■ **GIVEN PROBLEM**
Output the full listing below exactly, without the pictures.

■ **PROVIDED RECORDS**
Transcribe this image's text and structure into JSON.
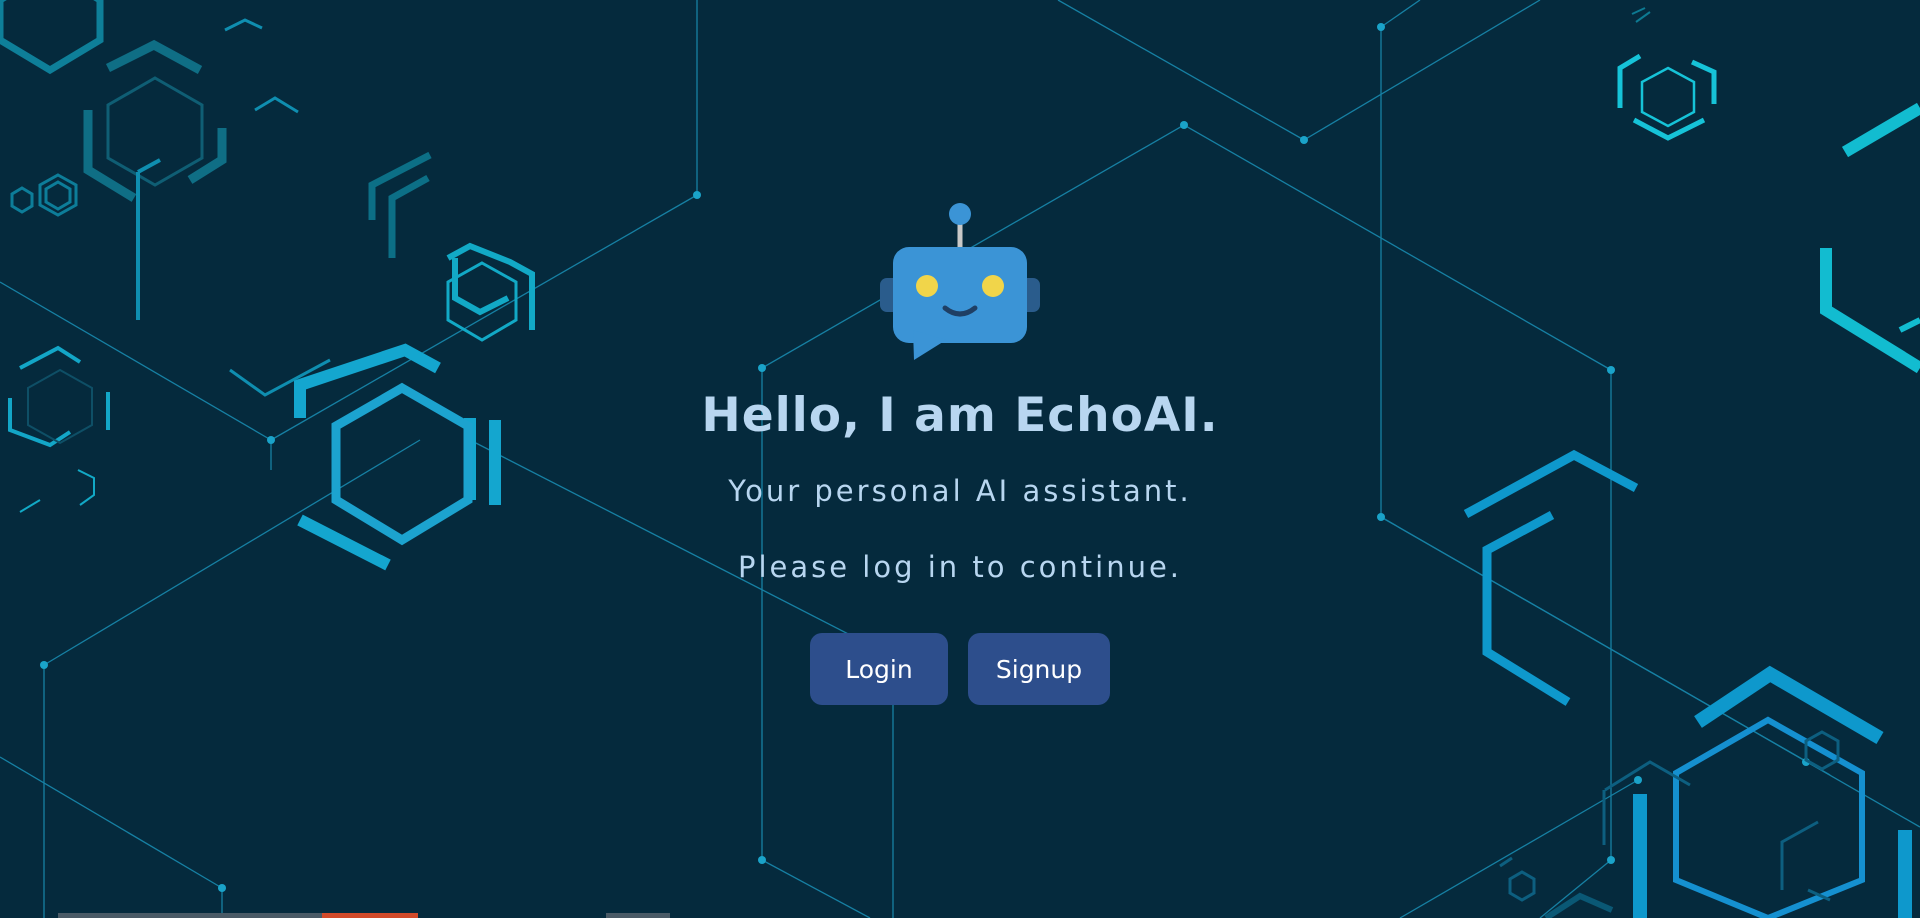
{
  "hero": {
    "title": "Hello, I am EchoAI.",
    "subtitle": "Your personal AI assistant.",
    "prompt": "Please log in to continue."
  },
  "actions": {
    "login_label": "Login",
    "signup_label": "Signup"
  },
  "logo": {
    "icon": "robot-chat-icon",
    "colors": {
      "head": "#3b94d6",
      "eyes": "#f1d54a",
      "antenna": "#3b94d6"
    }
  },
  "theme": {
    "background": "#052a3d",
    "accent": "#0fb6d4",
    "button": "#2d4e8c",
    "text": "#b8d6f0"
  }
}
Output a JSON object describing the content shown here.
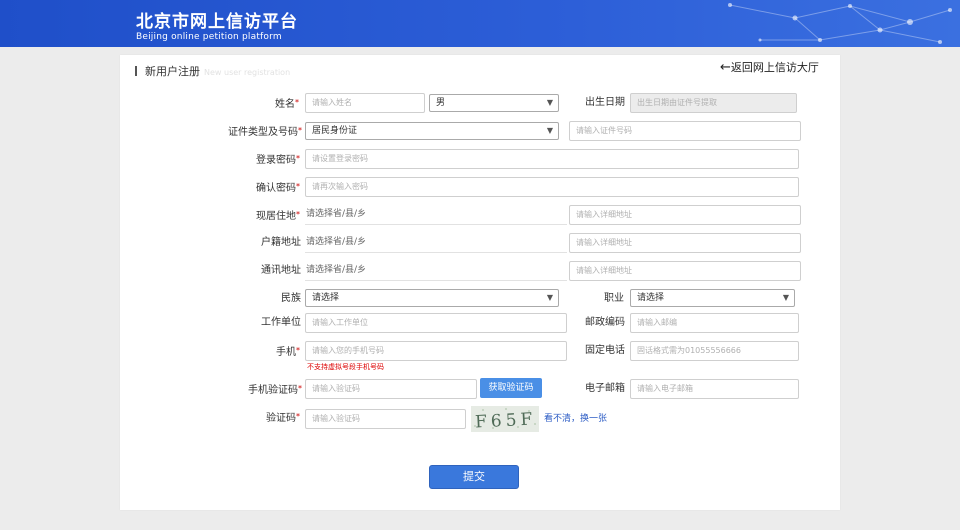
{
  "header": {
    "title_cn": "北京市网上信访平台",
    "title_en": "Beijing online petition platform"
  },
  "page": {
    "section_title": "新用户注册",
    "section_ghost": "New user registration",
    "back_label": "返回网上信访大厅"
  },
  "form": {
    "name": {
      "label": "姓名",
      "placeholder": "请输入姓名"
    },
    "gender": {
      "value": "男"
    },
    "birth": {
      "label": "出生日期",
      "placeholder": "出生日期由证件号提取"
    },
    "id_doc": {
      "label": "证件类型及号码",
      "type_value": "居民身份证",
      "number_placeholder": "请输入证件号码"
    },
    "password": {
      "label": "登录密码",
      "placeholder": "请设置登录密码"
    },
    "password_confirm": {
      "label": "确认密码",
      "placeholder": "请再次输入密码"
    },
    "residence": {
      "label": "现居住地",
      "region_placeholder": "请选择省/县/乡",
      "detail_placeholder": "请输入详细地址"
    },
    "household": {
      "label": "户籍地址",
      "region_placeholder": "请选择省/县/乡",
      "detail_placeholder": "请输入详细地址"
    },
    "mailing": {
      "label": "通讯地址",
      "region_placeholder": "请选择省/县/乡",
      "detail_placeholder": "请输入详细地址"
    },
    "ethnicity": {
      "label": "民族",
      "value": "请选择"
    },
    "occupation": {
      "label": "职业",
      "value": "请选择"
    },
    "workplace": {
      "label": "工作单位",
      "placeholder": "请输入工作单位"
    },
    "postcode": {
      "label": "邮政编码",
      "placeholder": "请输入邮编"
    },
    "mobile": {
      "label": "手机",
      "placeholder": "请输入您的手机号码",
      "hint": "不支持虚拟号段手机号码"
    },
    "landline": {
      "label": "固定电话",
      "placeholder": "固话格式需为01055556666"
    },
    "sms_code": {
      "label": "手机验证码",
      "placeholder": "请输入验证码",
      "button": "获取验证码"
    },
    "email": {
      "label": "电子邮箱",
      "placeholder": "请输入电子邮箱"
    },
    "captcha": {
      "label": "验证码",
      "placeholder": "请输入验证码",
      "image_text": "F65F",
      "refresh": "看不清，换一张"
    },
    "submit": "提交"
  }
}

■ **EXERCISE RESULT**
Transcribe this image's text and structure into JSON.
{
  "hero": {
    "title": "Hello, I am EchoAI.",
    "subtitle": "Your personal AI assistant.",
    "prompt": "Please log in to continue."
  },
  "actions": {
    "login_label": "Login",
    "signup_label": "Signup"
  },
  "logo": {
    "icon": "robot-chat-icon",
    "colors": {
      "head": "#3b94d6",
      "eyes": "#f1d54a",
      "antenna": "#3b94d6"
    }
  },
  "theme": {
    "background": "#052a3d",
    "accent": "#0fb6d4",
    "button": "#2d4e8c",
    "text": "#b8d6f0"
  }
}
Output a JSON object describing the content shown here.
{
  "header": {
    "title_cn": "北京市网上信访平台",
    "title_en": "Beijing online petition platform"
  },
  "page": {
    "section_title": "新用户注册",
    "section_ghost": "New user registration",
    "back_label": "返回网上信访大厅"
  },
  "form": {
    "name": {
      "label": "姓名",
      "placeholder": "请输入姓名"
    },
    "gender": {
      "value": "男"
    },
    "birth": {
      "label": "出生日期",
      "placeholder": "出生日期由证件号提取"
    },
    "id_doc": {
      "label": "证件类型及号码",
      "type_value": "居民身份证",
      "number_placeholder": "请输入证件号码"
    },
    "password": {
      "label": "登录密码",
      "placeholder": "请设置登录密码"
    },
    "password_confirm": {
      "label": "确认密码",
      "placeholder": "请再次输入密码"
    },
    "residence": {
      "label": "现居住地",
      "region_placeholder": "请选择省/县/乡",
      "detail_placeholder": "请输入详细地址"
    },
    "household": {
      "label": "户籍地址",
      "region_placeholder": "请选择省/县/乡",
      "detail_placeholder": "请输入详细地址"
    },
    "mailing": {
      "label": "通讯地址",
      "region_placeholder": "请选择省/县/乡",
      "detail_placeholder": "请输入详细地址"
    },
    "ethnicity": {
      "label": "民族",
      "value": "请选择"
    },
    "occupation": {
      "label": "职业",
      "value": "请选择"
    },
    "workplace": {
      "label": "工作单位",
      "placeholder": "请输入工作单位"
    },
    "postcode": {
      "label": "邮政编码",
      "placeholder": "请输入邮编"
    },
    "mobile": {
      "label": "手机",
      "placeholder": "请输入您的手机号码",
      "hint": "不支持虚拟号段手机号码"
    },
    "landline": {
      "label": "固定电话",
      "placeholder": "固话格式需为01055556666"
    },
    "sms_code": {
      "label": "手机验证码",
      "placeholder": "请输入验证码",
      "button": "获取验证码"
    },
    "email": {
      "label": "电子邮箱",
      "placeholder": "请输入电子邮箱"
    },
    "captcha": {
      "label": "验证码",
      "placeholder": "请输入验证码",
      "image_text": "F65F",
      "refresh": "看不清，换一张"
    },
    "submit": "提交"
  }
}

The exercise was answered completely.